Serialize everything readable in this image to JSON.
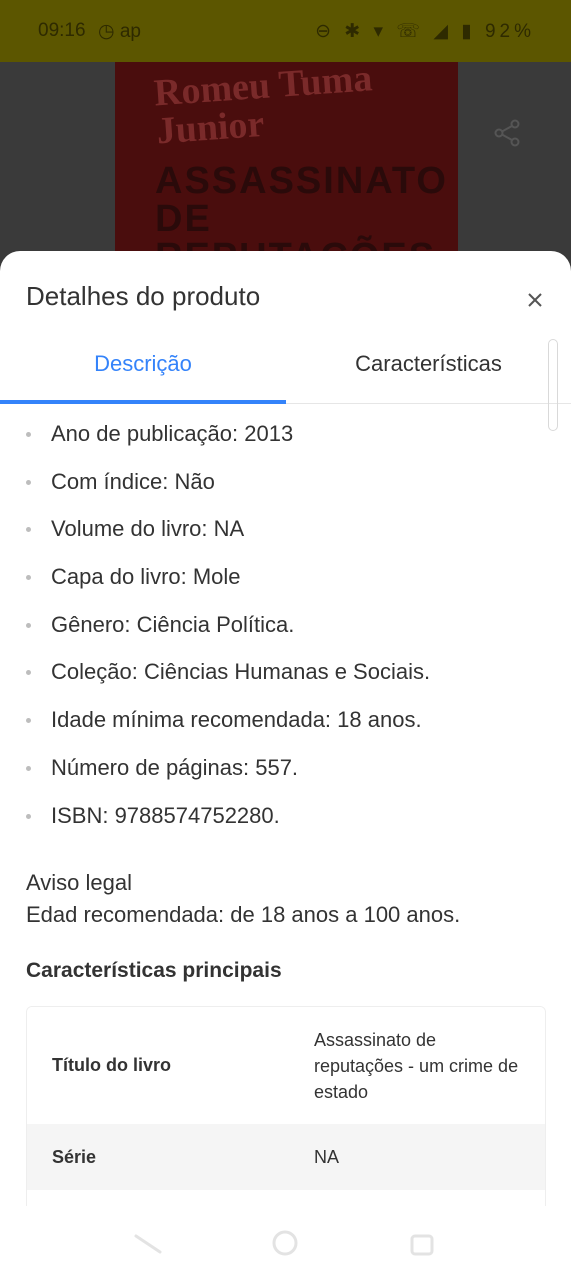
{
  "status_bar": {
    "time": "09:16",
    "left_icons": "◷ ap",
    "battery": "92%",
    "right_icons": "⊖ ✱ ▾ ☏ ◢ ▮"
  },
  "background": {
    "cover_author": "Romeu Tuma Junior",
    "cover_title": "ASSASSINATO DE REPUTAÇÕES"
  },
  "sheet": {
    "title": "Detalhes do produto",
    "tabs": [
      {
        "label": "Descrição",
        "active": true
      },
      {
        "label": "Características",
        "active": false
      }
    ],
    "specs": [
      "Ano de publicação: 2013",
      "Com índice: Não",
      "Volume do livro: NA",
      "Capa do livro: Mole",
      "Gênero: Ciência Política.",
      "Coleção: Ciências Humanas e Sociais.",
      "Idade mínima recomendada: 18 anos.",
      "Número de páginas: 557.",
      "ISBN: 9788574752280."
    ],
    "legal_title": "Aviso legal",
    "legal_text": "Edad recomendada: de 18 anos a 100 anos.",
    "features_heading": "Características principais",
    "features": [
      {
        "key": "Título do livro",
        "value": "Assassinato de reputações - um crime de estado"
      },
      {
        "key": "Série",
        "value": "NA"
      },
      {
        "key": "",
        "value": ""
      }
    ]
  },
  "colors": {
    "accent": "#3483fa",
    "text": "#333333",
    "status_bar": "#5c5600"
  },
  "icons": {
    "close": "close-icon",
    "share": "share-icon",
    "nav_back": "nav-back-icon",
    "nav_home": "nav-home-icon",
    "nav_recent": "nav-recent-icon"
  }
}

☆ ☆ ☆ ☆ ☆

#### TASK BRIEF:
Search the entries for the word "label", then list each line that holds it.

#### REPLY TO THE TASK:
        "label": "Descrição",
        "label": "Características",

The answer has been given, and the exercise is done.